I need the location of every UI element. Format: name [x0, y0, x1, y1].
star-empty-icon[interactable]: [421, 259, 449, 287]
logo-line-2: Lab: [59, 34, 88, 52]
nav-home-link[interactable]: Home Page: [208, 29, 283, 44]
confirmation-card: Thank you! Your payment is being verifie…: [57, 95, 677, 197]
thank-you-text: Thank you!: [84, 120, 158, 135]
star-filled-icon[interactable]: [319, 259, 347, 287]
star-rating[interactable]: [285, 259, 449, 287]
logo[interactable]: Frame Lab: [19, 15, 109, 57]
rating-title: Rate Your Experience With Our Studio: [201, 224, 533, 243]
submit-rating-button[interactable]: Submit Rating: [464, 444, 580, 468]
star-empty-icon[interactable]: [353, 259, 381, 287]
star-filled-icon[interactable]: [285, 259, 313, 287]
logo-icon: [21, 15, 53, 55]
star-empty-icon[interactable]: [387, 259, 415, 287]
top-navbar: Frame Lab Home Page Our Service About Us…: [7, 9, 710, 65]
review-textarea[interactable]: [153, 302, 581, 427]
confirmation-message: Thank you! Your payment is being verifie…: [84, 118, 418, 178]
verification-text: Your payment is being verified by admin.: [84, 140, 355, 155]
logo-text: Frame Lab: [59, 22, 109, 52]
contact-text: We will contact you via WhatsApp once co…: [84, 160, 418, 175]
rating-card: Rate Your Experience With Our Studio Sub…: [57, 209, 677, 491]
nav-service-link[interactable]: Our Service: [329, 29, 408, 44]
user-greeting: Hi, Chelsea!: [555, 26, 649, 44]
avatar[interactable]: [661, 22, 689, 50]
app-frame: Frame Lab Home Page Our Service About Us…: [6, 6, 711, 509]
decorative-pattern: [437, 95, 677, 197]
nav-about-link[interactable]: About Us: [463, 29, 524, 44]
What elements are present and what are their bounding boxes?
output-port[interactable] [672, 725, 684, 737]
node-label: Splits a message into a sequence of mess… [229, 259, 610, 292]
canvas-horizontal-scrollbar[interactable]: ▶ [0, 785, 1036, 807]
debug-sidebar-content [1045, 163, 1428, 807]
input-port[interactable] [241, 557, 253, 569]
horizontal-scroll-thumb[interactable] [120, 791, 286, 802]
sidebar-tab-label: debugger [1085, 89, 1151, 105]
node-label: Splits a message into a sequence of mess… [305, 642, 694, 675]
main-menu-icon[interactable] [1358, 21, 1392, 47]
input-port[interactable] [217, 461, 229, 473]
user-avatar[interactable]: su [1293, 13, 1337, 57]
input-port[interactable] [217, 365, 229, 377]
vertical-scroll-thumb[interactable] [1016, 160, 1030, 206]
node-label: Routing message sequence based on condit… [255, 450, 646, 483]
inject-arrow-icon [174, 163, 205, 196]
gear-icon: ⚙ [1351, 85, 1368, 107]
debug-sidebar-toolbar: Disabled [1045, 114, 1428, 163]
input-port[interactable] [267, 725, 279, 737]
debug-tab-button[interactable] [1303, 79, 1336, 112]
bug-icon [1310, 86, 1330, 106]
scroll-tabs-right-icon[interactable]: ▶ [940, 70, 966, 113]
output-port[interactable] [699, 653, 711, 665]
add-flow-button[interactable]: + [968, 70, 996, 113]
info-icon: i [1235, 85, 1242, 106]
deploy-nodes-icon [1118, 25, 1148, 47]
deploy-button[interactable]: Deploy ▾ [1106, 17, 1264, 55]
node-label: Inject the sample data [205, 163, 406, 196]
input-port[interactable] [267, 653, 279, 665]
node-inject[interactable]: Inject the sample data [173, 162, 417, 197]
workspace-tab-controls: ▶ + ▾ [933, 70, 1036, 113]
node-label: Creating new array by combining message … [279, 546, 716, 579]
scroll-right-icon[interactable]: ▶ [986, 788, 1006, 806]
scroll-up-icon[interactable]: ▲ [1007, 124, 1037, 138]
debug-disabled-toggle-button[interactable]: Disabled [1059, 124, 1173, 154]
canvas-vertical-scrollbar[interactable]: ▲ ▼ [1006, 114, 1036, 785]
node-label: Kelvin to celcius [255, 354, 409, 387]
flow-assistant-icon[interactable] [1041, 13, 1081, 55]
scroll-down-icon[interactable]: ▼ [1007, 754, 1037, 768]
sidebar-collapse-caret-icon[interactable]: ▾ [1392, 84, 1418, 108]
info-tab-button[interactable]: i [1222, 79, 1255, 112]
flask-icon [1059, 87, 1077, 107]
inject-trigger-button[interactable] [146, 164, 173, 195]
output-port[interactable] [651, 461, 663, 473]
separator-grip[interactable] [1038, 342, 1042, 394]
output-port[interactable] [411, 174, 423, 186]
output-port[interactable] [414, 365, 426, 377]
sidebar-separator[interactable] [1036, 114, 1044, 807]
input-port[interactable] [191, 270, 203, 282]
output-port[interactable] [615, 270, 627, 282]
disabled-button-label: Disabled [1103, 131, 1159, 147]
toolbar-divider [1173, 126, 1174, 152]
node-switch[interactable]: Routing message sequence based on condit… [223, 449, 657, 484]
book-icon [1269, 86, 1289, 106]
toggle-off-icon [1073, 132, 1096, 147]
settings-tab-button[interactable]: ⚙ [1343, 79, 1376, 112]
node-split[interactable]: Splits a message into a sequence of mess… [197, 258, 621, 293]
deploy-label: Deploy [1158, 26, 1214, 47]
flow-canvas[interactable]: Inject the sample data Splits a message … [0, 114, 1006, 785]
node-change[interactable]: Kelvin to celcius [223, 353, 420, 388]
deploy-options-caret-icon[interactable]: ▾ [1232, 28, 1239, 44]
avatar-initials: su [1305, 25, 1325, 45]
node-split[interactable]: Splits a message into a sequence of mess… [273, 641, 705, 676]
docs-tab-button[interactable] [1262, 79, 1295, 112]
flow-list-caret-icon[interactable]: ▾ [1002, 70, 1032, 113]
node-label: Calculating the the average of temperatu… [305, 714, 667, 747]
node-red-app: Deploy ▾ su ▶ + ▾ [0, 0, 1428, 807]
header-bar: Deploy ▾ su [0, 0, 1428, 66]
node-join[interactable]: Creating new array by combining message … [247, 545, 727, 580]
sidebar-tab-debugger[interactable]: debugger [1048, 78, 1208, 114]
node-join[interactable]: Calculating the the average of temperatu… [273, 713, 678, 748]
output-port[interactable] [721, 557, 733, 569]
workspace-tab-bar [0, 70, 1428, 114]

• • • • • • •

> Problem requirements
Can you copy out, unchanged, the lines from the very first one above through the line that contains "rating-card: Rate Your", including that line?

> Result of this exercise
I need the location of every UI element. Format: name [x0, y0, x1, y1].
star-empty-icon[interactable]: [421, 259, 449, 287]
logo-line-2: Lab: [59, 34, 88, 52]
nav-home-link[interactable]: Home Page: [208, 29, 283, 44]
confirmation-card: Thank you! Your payment is being verifie…: [57, 95, 677, 197]
thank-you-text: Thank you!: [84, 120, 158, 135]
star-filled-icon[interactable]: [319, 259, 347, 287]
star-rating[interactable]: [285, 259, 449, 287]
logo[interactable]: Frame Lab: [19, 15, 109, 57]
rating-title: Rate Your Experience With Our Studio: [201, 224, 533, 243]
submit-rating-button[interactable]: Submit Rating: [464, 444, 580, 468]
star-empty-icon[interactable]: [353, 259, 381, 287]
star-filled-icon[interactable]: [285, 259, 313, 287]
logo-icon: [21, 15, 53, 55]
star-empty-icon[interactable]: [387, 259, 415, 287]
top-navbar: Frame Lab Home Page Our Service About Us…: [7, 9, 710, 65]
review-textarea[interactable]: [153, 302, 581, 427]
confirmation-message: Thank you! Your payment is being verifie…: [84, 118, 418, 178]
verification-text: Your payment is being verified by admin.: [84, 140, 355, 155]
logo-text: Frame Lab: [59, 22, 109, 52]
contact-text: We will contact you via WhatsApp once co…: [84, 160, 418, 175]
rating-card: Rate Your Experience With Our Studio Sub…: [57, 209, 677, 491]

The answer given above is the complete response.